Request. Across the entries below, how many lines contain the string "يستحب"? Give only the count.

[start of Material shown]

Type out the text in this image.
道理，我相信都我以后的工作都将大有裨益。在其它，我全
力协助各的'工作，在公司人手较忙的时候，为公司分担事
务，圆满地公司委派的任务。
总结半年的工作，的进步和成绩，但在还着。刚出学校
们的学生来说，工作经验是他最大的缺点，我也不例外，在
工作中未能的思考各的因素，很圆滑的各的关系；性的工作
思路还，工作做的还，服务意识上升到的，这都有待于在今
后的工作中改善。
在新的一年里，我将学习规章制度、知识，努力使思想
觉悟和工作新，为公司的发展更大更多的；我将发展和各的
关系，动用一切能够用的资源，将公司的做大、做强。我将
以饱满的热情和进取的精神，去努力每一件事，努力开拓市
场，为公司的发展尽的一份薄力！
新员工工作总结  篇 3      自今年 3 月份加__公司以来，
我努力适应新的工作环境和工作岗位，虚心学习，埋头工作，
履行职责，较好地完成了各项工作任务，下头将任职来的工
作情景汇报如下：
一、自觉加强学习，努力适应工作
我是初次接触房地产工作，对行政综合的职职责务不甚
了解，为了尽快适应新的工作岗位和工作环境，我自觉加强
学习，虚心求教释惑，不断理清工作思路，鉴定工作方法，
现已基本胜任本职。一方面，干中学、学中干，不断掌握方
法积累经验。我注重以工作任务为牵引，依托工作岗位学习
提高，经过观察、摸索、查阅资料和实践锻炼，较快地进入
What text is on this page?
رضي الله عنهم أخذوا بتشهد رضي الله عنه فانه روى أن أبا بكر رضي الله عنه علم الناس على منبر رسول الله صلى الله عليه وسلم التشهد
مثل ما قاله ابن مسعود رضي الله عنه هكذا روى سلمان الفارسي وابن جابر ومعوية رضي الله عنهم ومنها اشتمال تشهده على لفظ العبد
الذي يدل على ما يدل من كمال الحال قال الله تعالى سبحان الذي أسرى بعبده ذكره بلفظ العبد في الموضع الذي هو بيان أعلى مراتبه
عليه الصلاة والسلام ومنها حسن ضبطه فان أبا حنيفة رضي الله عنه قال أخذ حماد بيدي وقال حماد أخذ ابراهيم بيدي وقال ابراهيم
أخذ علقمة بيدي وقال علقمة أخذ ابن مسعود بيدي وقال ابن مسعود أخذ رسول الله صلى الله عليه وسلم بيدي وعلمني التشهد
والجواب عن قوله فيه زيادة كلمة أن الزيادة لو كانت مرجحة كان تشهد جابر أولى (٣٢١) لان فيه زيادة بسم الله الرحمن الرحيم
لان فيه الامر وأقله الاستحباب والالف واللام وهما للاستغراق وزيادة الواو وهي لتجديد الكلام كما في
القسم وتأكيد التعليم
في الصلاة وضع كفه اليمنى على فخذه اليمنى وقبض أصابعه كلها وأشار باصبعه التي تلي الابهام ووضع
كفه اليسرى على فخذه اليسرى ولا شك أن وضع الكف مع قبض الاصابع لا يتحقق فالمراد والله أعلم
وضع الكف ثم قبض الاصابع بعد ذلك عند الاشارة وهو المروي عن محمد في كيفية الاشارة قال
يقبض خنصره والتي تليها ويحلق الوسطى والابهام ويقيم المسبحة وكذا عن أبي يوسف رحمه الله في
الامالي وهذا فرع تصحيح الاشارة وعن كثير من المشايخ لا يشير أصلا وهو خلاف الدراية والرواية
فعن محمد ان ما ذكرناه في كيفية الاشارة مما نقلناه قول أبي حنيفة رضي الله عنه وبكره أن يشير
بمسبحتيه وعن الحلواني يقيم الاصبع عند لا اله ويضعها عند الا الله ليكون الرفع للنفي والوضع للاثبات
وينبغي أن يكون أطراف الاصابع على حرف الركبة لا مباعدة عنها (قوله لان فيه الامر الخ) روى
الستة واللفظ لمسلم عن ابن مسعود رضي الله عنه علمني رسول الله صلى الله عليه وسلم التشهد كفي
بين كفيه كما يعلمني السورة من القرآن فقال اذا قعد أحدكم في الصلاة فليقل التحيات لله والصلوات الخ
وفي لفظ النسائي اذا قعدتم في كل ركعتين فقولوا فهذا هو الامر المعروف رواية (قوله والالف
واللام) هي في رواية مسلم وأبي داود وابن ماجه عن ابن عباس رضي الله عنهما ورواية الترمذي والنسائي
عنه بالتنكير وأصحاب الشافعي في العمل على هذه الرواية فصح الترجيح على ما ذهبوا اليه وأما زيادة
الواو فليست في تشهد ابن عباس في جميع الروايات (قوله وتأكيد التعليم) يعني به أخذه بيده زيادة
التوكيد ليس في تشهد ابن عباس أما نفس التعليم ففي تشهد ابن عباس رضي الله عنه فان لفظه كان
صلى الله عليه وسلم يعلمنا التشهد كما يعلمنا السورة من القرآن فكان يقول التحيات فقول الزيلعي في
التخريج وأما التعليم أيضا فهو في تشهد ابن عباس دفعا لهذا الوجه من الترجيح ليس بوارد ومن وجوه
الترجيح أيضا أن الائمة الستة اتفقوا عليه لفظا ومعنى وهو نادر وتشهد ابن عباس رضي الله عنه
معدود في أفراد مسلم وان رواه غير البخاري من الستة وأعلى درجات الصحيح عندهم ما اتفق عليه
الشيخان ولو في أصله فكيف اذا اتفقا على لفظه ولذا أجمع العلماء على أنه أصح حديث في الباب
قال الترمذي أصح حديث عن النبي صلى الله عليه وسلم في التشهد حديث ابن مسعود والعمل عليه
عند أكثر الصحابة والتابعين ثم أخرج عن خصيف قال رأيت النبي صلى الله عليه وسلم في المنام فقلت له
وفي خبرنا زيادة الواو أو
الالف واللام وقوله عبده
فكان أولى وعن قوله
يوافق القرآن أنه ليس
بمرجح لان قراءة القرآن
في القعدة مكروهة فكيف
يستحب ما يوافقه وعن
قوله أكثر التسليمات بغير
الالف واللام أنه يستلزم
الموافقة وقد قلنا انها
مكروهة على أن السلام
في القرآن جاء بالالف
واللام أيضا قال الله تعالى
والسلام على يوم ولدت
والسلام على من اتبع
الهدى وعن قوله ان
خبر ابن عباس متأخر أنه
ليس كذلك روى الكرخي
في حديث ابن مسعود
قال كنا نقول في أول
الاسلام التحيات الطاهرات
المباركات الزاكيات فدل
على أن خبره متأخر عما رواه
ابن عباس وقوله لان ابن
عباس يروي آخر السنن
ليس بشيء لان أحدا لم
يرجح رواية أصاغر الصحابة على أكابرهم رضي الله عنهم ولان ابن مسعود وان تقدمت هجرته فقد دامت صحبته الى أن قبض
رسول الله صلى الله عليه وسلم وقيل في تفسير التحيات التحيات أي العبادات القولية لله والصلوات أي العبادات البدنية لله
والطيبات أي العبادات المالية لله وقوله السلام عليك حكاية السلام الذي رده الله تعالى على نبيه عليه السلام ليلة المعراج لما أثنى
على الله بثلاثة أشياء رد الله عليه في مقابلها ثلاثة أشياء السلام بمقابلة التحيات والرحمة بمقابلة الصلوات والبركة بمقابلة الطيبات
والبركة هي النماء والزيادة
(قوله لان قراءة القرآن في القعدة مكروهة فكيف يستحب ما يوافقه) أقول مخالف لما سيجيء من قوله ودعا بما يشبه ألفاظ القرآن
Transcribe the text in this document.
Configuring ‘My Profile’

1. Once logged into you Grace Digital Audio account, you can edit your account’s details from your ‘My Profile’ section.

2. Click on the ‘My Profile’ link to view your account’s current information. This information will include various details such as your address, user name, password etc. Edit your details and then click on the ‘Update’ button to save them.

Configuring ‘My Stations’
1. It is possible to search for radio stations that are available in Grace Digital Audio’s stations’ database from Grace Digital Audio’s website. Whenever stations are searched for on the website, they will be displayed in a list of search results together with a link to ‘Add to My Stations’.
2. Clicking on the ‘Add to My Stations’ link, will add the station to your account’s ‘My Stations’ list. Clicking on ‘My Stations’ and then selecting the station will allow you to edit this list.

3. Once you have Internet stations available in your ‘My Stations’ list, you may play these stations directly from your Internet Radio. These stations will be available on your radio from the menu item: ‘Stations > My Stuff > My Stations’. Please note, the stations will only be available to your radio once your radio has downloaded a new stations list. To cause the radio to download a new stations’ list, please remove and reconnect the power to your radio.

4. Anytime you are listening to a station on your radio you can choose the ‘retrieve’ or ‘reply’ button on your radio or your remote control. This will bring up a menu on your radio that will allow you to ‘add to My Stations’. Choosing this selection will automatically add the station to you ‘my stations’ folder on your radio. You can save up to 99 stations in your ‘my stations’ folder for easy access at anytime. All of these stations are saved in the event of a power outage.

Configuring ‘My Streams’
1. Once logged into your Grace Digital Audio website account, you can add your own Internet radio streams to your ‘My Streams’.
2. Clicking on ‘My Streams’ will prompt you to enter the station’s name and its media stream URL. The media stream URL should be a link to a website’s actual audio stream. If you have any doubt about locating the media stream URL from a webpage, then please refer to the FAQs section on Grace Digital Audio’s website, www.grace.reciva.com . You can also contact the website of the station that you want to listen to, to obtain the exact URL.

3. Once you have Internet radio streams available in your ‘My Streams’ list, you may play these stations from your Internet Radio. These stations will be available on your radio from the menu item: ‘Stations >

[end of Material shown]

Answer to this problem. 2